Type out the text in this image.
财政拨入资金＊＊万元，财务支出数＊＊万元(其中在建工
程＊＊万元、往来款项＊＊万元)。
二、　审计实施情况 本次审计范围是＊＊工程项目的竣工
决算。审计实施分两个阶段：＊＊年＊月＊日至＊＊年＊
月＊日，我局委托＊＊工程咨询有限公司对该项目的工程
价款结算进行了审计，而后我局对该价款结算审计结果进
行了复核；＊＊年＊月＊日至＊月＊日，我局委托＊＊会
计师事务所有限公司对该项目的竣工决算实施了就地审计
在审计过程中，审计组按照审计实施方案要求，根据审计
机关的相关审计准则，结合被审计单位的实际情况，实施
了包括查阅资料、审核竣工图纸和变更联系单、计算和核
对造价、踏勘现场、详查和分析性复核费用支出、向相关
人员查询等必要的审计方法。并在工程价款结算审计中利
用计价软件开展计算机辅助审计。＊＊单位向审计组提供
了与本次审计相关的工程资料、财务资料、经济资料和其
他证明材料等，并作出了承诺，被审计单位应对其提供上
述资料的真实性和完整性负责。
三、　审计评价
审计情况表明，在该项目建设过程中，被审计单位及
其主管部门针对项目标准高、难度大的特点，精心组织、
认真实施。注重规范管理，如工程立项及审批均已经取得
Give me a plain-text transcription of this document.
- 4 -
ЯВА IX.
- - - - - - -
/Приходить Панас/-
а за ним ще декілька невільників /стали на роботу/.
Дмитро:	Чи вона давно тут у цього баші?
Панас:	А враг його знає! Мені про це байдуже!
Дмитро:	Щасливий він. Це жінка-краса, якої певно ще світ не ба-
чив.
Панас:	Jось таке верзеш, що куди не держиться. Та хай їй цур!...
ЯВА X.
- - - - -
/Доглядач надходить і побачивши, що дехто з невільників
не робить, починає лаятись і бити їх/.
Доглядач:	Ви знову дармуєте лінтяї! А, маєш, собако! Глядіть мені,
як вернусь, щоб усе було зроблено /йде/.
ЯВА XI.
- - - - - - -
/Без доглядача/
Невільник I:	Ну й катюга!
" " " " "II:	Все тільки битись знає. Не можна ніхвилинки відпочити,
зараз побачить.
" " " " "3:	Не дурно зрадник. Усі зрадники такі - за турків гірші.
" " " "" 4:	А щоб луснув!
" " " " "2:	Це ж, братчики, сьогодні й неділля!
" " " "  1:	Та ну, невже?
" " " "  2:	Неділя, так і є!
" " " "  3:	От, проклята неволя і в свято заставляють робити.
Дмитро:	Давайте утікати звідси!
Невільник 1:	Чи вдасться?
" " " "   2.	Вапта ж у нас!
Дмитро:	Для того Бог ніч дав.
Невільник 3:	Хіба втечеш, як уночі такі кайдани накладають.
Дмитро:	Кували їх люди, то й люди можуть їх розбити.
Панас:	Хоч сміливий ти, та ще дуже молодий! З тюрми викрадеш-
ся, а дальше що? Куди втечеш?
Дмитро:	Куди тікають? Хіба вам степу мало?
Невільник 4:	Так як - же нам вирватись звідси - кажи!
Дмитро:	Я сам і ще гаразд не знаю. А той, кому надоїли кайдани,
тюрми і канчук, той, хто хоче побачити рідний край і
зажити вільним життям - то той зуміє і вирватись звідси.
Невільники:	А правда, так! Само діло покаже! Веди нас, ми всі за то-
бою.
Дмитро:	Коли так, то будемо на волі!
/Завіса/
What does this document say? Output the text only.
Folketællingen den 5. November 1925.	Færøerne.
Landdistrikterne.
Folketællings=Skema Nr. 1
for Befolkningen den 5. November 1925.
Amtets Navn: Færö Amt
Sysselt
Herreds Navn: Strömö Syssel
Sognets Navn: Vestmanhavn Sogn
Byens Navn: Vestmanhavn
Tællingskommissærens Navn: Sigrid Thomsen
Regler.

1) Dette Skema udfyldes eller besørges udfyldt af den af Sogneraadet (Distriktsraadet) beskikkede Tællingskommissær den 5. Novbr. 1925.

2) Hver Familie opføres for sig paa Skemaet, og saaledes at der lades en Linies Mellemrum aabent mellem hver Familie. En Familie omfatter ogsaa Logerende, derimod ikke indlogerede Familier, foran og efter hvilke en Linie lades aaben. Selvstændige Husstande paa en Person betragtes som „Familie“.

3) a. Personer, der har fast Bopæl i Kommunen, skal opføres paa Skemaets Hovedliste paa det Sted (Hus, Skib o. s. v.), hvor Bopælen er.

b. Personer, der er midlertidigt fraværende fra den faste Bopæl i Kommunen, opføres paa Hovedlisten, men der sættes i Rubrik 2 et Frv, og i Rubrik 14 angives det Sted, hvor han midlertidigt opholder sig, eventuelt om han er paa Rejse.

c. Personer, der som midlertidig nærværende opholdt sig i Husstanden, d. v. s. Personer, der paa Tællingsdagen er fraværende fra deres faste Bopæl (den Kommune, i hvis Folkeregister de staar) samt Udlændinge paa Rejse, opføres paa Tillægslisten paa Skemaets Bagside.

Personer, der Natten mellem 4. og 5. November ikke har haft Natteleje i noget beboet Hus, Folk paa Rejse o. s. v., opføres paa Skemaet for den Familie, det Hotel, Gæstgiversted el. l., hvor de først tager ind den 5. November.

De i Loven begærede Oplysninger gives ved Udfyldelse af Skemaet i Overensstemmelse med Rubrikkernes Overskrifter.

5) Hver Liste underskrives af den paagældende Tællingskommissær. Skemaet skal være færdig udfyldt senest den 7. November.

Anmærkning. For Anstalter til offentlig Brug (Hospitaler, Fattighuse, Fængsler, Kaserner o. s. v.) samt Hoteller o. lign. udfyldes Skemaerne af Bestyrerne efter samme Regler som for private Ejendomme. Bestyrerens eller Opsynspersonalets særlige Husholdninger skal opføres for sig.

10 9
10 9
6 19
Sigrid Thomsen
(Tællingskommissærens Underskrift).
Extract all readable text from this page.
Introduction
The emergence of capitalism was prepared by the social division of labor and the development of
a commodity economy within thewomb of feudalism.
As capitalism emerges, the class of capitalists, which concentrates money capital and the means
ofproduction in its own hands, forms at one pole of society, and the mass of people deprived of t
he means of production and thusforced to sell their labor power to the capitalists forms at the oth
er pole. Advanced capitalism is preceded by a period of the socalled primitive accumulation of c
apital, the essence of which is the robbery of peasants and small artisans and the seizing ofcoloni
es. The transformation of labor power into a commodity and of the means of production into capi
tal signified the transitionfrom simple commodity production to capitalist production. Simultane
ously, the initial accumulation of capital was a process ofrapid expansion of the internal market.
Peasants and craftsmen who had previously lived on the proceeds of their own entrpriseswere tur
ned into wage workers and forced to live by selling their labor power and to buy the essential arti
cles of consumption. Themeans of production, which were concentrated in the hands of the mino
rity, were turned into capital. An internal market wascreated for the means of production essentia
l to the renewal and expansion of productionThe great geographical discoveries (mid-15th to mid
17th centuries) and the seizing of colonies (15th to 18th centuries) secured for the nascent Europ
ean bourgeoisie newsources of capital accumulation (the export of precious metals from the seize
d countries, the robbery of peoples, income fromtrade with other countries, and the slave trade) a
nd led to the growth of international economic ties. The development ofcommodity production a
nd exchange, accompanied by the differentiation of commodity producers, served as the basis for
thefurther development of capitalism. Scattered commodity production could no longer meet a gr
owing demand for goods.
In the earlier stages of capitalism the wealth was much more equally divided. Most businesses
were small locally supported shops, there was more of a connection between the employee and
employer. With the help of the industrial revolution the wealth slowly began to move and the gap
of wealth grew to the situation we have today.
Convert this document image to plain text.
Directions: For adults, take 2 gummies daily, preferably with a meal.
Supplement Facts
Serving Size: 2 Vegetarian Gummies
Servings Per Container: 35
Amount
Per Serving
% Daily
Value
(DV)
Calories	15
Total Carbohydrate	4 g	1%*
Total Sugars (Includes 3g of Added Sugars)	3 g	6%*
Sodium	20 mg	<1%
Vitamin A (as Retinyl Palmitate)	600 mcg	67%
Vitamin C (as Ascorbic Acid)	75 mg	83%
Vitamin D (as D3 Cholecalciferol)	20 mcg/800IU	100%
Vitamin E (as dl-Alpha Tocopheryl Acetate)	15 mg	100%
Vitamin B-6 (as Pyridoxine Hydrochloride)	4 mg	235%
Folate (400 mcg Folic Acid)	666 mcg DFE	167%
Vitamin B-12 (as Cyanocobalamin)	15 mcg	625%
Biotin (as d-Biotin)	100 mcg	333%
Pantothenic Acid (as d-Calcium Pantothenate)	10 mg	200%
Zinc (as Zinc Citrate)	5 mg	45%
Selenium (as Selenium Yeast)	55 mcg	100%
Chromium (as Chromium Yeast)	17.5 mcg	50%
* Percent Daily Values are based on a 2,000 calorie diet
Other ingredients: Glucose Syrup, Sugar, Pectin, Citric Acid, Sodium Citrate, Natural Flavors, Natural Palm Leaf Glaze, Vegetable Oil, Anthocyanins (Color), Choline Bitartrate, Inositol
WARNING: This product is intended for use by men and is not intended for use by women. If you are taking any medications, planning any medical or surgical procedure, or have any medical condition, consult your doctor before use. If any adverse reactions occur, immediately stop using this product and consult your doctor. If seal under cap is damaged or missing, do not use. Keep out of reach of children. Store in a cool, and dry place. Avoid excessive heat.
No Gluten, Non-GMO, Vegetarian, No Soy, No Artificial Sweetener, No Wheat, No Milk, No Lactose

§

-- What this task involves --
Point out every line holding the string "Sigrid" and copy it.

-- Task output --
Tællingskommissærens Navn: Sigrid Thomsen
Sigrid Thomsen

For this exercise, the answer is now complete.